» **Extracted records**
[start]

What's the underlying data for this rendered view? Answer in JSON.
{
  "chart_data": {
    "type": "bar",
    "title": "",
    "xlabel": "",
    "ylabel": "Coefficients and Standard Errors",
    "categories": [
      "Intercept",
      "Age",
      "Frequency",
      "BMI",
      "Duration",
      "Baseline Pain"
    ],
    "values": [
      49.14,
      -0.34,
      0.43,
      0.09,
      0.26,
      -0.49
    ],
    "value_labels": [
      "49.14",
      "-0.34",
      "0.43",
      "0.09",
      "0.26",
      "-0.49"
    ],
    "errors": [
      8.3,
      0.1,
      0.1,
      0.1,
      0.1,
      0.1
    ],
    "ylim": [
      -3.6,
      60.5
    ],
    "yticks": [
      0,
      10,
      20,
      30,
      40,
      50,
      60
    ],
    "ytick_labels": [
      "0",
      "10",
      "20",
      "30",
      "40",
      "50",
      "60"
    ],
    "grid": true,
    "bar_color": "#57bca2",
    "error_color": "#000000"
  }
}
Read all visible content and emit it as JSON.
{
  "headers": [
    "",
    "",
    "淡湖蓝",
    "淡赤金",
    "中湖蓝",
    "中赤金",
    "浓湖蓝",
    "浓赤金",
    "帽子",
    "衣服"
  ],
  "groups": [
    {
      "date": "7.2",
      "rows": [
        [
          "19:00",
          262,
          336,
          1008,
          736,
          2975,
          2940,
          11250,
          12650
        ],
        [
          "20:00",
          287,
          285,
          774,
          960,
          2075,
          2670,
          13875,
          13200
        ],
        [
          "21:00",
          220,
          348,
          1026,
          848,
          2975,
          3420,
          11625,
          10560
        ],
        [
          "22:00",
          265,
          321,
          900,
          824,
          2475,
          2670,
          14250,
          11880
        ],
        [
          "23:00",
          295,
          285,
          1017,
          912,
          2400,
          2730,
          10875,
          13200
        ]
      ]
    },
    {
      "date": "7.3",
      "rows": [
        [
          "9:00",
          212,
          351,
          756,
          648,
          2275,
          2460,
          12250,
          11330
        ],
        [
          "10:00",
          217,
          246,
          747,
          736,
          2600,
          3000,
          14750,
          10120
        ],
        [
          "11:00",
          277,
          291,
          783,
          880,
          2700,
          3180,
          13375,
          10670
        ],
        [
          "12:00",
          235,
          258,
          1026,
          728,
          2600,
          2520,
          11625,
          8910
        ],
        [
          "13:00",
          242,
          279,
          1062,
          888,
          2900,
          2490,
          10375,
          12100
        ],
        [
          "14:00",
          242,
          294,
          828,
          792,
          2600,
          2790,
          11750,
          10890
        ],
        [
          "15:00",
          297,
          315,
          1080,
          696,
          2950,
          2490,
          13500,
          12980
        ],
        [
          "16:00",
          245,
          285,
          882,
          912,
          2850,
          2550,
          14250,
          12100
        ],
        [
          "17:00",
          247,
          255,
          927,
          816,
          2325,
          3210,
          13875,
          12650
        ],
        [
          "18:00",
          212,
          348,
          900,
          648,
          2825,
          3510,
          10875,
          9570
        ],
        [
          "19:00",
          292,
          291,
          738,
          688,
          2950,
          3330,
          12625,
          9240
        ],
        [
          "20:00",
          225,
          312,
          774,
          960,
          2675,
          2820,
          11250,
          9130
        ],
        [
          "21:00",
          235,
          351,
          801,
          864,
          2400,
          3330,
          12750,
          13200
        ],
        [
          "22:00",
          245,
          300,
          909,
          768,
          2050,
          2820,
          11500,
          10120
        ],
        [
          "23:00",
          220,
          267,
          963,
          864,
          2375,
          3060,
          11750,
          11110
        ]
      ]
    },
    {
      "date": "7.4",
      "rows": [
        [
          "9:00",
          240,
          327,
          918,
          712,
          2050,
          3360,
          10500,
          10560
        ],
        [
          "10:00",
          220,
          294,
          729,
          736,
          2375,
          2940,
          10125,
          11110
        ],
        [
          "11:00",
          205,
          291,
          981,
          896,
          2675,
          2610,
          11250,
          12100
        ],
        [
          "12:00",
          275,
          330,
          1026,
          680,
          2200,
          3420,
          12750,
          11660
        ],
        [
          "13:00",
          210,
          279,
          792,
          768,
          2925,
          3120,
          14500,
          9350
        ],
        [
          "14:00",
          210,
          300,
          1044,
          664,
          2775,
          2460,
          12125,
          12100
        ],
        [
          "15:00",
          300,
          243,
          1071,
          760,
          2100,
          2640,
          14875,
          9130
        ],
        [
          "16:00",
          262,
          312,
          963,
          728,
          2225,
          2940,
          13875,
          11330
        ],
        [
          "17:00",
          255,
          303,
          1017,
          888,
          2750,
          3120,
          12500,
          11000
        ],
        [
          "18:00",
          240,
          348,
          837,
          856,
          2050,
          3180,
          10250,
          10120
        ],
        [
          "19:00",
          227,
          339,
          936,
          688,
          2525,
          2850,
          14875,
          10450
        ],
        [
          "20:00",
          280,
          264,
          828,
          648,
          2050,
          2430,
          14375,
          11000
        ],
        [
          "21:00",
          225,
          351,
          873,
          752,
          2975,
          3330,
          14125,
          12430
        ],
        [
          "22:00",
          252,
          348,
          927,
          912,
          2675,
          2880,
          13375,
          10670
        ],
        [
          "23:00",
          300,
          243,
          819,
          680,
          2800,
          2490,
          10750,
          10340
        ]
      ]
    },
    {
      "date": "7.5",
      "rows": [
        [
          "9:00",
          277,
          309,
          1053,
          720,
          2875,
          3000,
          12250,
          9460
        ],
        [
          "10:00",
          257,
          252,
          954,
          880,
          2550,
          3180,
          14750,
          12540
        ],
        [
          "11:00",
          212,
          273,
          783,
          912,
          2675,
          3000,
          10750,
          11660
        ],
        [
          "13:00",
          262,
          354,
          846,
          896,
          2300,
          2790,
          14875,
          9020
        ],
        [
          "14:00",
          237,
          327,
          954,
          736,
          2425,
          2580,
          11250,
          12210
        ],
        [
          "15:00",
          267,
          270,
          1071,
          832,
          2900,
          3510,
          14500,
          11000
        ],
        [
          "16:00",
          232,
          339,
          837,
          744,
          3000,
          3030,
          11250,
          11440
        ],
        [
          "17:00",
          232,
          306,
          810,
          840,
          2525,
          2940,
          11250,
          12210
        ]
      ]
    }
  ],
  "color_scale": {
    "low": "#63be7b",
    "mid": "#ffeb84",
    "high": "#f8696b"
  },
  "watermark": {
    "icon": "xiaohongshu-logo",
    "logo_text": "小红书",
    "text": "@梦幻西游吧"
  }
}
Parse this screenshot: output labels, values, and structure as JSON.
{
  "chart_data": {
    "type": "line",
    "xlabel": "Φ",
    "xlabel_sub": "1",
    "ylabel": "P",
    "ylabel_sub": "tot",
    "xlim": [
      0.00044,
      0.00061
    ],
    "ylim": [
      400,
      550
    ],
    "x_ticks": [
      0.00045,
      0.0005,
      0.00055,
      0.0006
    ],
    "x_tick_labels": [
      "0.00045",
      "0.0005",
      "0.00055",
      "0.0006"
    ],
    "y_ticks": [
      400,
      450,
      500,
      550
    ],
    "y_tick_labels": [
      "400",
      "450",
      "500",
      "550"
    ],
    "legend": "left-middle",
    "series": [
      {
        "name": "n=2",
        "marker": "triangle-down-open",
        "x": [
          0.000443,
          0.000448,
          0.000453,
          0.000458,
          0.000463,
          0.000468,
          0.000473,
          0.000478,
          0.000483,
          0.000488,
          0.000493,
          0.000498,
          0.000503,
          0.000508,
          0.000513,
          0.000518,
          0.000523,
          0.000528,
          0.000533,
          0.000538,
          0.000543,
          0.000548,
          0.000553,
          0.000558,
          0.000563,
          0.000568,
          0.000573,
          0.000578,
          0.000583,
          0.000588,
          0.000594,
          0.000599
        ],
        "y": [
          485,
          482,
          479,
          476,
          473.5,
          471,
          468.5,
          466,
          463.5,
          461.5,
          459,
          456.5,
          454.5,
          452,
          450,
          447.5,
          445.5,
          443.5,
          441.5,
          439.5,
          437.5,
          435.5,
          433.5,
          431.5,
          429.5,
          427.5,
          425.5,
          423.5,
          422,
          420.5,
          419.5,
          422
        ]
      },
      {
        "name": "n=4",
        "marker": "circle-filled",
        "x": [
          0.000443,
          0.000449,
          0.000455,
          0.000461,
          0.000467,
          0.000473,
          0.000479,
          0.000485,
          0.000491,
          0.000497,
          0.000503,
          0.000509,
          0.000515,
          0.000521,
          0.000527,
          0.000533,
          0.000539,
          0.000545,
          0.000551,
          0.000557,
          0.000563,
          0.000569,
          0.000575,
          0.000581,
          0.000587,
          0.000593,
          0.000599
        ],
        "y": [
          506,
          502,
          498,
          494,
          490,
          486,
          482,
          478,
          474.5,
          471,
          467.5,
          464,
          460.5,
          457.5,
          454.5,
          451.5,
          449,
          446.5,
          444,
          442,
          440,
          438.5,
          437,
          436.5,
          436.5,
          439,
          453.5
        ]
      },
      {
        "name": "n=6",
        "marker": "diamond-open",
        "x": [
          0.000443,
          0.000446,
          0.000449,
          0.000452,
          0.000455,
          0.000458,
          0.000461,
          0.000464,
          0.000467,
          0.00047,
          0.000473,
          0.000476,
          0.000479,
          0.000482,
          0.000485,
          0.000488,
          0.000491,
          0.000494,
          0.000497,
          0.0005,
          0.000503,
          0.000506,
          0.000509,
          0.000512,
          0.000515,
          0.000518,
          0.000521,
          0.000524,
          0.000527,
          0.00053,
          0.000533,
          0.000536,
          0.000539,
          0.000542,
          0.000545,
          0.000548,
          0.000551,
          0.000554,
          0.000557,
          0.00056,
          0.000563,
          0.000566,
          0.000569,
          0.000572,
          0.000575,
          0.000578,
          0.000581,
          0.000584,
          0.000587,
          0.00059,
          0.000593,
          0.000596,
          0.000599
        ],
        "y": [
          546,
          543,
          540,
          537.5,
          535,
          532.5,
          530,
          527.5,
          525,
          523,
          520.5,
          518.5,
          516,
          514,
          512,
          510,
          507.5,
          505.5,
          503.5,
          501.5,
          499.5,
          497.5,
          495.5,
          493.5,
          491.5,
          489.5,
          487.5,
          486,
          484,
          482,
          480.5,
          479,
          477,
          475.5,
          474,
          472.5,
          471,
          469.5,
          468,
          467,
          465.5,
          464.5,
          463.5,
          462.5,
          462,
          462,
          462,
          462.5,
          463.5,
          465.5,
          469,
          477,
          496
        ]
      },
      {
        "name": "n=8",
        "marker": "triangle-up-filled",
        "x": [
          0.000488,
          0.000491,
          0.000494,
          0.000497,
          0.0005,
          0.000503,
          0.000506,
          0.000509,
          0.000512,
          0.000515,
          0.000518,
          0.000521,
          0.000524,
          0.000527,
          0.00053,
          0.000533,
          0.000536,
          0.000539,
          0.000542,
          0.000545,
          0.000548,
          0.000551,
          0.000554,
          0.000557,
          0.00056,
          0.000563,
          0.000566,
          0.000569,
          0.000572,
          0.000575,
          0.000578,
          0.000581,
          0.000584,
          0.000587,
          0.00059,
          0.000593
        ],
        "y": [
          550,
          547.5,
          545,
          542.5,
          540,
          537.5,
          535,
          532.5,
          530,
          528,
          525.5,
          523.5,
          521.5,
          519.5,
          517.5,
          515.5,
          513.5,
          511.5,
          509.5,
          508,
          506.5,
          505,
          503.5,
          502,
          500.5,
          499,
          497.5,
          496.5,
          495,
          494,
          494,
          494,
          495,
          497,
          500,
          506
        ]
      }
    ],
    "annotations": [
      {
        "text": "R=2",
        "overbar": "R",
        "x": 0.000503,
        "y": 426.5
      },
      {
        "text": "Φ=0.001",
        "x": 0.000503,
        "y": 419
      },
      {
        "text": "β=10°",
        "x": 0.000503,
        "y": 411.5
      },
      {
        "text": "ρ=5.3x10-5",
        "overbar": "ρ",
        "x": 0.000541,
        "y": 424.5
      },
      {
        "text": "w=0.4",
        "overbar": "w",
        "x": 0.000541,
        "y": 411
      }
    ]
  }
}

[end]

» **Given instruction**
Read the data above and count the lines that include "this". Answer only with the count.

» **Full answer**
2